***** Listed entries *****
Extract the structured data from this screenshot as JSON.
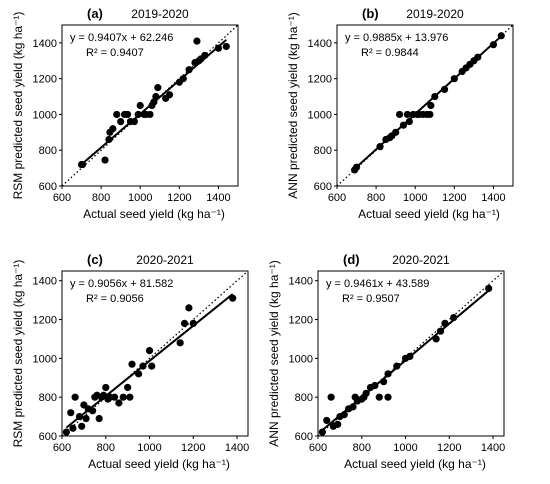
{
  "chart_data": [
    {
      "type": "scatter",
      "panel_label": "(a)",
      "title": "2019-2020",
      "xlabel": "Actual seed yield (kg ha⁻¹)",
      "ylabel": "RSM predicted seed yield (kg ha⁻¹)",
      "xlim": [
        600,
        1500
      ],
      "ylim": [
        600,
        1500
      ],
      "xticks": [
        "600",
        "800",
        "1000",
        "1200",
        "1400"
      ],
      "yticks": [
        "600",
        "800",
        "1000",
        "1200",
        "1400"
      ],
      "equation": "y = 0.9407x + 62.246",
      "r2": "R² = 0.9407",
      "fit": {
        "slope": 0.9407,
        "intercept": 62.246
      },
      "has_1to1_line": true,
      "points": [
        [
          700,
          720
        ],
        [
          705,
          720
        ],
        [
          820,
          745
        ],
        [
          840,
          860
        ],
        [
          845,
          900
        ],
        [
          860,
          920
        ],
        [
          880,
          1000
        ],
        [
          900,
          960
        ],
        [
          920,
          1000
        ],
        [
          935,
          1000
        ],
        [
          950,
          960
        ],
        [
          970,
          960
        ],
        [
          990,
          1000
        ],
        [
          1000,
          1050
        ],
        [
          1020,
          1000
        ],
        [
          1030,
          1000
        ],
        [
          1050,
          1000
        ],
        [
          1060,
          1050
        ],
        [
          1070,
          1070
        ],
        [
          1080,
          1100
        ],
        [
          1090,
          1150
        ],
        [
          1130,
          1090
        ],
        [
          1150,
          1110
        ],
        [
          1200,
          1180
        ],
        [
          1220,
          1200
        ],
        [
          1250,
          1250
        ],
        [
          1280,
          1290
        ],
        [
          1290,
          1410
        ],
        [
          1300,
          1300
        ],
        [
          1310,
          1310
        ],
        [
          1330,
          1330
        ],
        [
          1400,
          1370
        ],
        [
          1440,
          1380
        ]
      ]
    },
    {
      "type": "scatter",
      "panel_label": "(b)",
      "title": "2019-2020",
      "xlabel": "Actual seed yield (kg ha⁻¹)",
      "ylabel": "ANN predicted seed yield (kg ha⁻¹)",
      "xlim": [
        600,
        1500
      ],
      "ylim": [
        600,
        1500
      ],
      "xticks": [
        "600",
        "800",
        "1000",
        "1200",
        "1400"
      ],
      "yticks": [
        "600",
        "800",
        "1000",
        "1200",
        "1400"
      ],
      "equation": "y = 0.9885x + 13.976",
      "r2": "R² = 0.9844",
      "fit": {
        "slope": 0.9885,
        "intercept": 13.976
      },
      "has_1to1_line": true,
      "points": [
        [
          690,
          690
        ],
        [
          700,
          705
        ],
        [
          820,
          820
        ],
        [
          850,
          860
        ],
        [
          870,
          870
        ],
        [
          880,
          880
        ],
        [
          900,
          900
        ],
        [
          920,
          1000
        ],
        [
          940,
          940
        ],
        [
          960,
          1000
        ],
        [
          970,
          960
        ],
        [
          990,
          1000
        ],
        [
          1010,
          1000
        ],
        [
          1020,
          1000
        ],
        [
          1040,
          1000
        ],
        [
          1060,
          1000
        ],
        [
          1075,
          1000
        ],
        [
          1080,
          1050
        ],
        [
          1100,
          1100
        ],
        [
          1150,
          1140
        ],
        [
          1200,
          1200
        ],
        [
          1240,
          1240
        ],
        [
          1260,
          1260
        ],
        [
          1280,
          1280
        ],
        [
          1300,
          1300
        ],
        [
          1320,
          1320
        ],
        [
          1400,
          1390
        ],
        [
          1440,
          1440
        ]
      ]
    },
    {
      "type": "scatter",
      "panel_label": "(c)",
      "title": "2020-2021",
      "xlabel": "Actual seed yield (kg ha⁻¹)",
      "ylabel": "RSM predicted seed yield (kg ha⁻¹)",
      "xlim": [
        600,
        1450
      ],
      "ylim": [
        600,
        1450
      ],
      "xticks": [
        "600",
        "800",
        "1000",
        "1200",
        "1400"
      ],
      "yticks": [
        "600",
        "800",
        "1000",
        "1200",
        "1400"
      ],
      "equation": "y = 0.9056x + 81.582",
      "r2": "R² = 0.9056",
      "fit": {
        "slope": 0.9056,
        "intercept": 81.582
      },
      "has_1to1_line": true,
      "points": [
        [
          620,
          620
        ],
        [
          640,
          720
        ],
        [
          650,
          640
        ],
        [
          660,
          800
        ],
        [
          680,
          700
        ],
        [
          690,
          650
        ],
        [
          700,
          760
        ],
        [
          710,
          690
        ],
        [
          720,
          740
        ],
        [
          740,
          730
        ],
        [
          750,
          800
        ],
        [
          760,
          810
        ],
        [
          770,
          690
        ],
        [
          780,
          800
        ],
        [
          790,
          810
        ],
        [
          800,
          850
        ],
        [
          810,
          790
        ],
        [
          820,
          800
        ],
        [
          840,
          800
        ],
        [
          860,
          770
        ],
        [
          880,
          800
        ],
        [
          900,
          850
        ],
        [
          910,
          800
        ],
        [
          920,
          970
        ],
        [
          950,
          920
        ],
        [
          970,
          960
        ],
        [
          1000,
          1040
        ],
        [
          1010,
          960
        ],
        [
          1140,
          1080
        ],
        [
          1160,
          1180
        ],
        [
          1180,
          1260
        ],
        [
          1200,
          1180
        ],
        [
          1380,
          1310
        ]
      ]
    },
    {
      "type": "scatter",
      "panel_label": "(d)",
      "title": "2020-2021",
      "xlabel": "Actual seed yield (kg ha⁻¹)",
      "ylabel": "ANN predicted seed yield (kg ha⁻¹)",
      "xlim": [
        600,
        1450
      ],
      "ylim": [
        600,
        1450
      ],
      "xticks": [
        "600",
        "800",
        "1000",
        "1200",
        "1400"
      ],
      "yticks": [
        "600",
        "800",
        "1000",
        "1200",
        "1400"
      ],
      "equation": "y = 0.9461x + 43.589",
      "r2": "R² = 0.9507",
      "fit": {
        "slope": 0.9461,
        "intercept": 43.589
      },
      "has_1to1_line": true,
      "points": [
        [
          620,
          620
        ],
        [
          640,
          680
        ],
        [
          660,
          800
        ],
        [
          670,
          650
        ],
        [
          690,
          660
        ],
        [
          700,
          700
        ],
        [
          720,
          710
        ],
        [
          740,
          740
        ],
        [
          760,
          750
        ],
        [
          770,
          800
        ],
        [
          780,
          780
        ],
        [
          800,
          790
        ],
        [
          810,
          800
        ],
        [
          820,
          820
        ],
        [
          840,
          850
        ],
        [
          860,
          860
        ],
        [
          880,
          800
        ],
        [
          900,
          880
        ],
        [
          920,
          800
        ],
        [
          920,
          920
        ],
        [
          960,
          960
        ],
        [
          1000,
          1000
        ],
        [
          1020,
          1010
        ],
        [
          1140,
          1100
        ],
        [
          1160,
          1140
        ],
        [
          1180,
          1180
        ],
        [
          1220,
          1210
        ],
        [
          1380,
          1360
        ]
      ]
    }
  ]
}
*****
***** Listed entries *****
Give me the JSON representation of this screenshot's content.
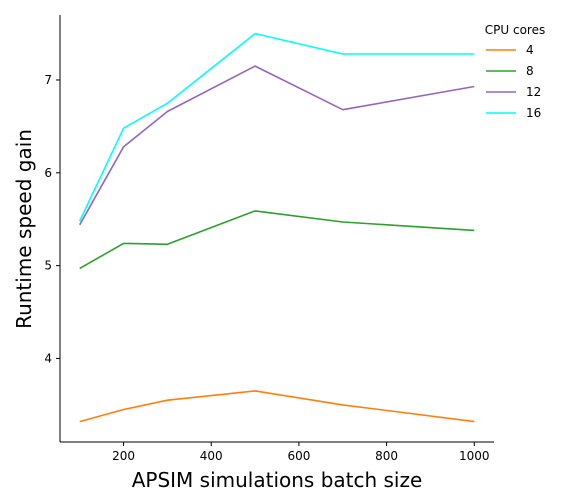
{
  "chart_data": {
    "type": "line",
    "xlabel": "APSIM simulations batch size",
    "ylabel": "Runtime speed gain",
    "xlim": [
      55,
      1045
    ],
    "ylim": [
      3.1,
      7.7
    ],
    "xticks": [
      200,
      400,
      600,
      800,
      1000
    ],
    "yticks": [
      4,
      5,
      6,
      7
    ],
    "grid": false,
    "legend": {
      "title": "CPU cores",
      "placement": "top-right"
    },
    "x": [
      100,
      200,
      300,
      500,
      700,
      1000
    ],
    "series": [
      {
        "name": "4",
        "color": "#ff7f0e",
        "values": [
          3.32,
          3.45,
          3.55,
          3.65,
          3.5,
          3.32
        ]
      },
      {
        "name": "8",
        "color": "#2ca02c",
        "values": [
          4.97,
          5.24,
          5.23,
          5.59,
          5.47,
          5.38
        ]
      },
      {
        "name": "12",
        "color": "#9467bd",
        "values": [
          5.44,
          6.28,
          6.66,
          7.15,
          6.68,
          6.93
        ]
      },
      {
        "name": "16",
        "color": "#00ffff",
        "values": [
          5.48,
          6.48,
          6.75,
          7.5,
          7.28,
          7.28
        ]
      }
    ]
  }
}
*****
***** Listed entries *****
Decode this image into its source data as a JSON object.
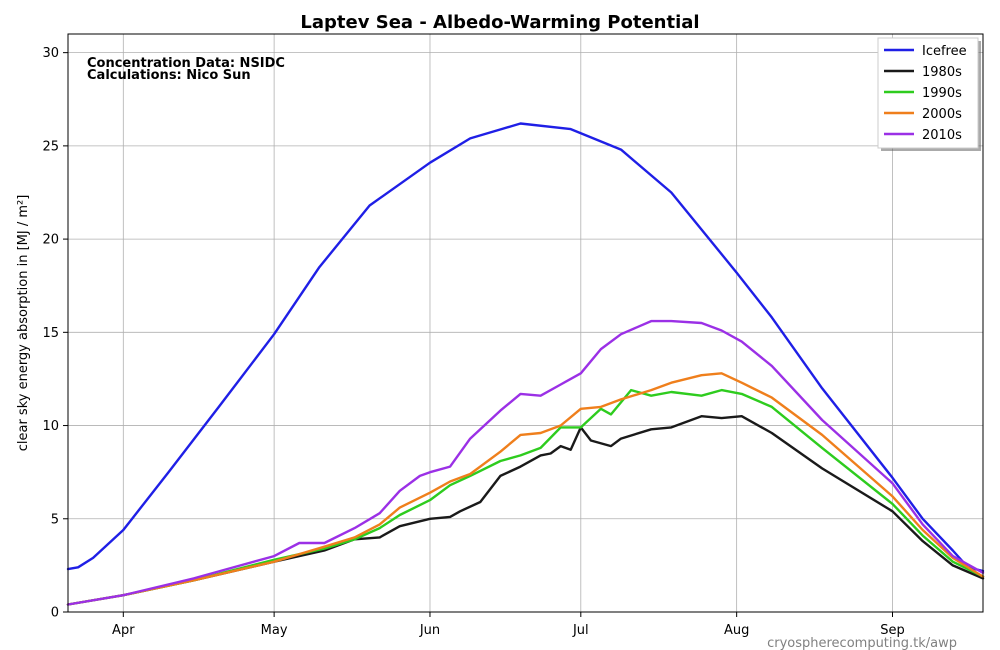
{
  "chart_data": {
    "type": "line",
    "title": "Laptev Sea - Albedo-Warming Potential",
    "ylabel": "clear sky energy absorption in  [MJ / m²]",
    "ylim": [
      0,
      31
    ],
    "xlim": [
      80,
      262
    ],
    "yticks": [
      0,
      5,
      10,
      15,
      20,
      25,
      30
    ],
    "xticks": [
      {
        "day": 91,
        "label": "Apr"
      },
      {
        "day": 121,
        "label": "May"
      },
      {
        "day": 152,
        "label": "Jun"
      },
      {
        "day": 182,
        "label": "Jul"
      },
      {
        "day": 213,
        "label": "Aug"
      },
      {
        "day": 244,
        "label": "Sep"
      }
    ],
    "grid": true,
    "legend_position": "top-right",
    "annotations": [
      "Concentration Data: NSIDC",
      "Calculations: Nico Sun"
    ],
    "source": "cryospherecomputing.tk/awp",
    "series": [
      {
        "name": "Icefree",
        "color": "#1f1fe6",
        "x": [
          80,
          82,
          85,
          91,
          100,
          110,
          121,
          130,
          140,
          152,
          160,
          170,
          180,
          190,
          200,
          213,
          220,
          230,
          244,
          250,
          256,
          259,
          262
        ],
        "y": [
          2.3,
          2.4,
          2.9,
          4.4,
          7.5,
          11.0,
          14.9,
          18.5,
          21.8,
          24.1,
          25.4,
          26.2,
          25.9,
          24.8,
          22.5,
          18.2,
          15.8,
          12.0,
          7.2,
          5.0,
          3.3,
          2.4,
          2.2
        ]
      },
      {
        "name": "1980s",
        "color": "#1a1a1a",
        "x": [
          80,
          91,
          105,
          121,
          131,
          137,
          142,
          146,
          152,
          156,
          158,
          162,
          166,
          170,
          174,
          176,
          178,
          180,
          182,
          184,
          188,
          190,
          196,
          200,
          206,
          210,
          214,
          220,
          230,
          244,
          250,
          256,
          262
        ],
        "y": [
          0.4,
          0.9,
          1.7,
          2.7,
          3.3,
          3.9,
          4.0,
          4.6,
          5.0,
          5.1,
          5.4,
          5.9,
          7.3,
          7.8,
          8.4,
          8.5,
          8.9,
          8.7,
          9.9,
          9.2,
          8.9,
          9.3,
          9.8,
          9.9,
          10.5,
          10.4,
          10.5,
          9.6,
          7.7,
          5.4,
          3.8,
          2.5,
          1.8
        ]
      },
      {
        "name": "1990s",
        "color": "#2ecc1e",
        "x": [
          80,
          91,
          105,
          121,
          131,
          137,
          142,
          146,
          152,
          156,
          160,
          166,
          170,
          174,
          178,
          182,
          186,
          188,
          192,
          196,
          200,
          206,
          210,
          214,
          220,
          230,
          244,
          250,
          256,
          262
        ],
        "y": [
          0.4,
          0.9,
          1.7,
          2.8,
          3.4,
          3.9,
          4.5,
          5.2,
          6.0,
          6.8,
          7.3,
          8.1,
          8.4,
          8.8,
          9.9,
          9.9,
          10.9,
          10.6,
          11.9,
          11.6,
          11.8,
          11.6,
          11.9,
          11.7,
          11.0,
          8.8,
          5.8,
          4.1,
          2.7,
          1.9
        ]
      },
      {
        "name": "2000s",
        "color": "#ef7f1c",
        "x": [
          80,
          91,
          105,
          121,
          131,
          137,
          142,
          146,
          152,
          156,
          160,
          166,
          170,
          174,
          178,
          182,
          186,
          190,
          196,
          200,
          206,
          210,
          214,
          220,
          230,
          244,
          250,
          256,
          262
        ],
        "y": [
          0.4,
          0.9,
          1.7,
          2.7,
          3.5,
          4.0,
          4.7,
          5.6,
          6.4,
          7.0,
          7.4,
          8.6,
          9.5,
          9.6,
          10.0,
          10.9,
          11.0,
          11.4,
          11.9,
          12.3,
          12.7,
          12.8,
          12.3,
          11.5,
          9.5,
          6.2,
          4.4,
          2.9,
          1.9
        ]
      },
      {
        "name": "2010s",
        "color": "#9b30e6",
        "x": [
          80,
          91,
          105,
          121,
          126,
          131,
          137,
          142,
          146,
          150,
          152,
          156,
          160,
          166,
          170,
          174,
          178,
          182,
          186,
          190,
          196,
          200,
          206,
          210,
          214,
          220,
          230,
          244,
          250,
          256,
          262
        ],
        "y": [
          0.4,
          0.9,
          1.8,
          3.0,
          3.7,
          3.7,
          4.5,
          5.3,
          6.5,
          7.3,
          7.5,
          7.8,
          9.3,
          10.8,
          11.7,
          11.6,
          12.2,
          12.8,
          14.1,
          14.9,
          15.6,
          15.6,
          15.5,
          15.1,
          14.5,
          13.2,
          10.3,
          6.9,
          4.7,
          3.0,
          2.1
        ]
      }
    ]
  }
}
*****
#### Task statement
From the records given above, copy all lines containing "right".

#### Worked answer
      "placement": "top-right"
    "legend_position": "top-right",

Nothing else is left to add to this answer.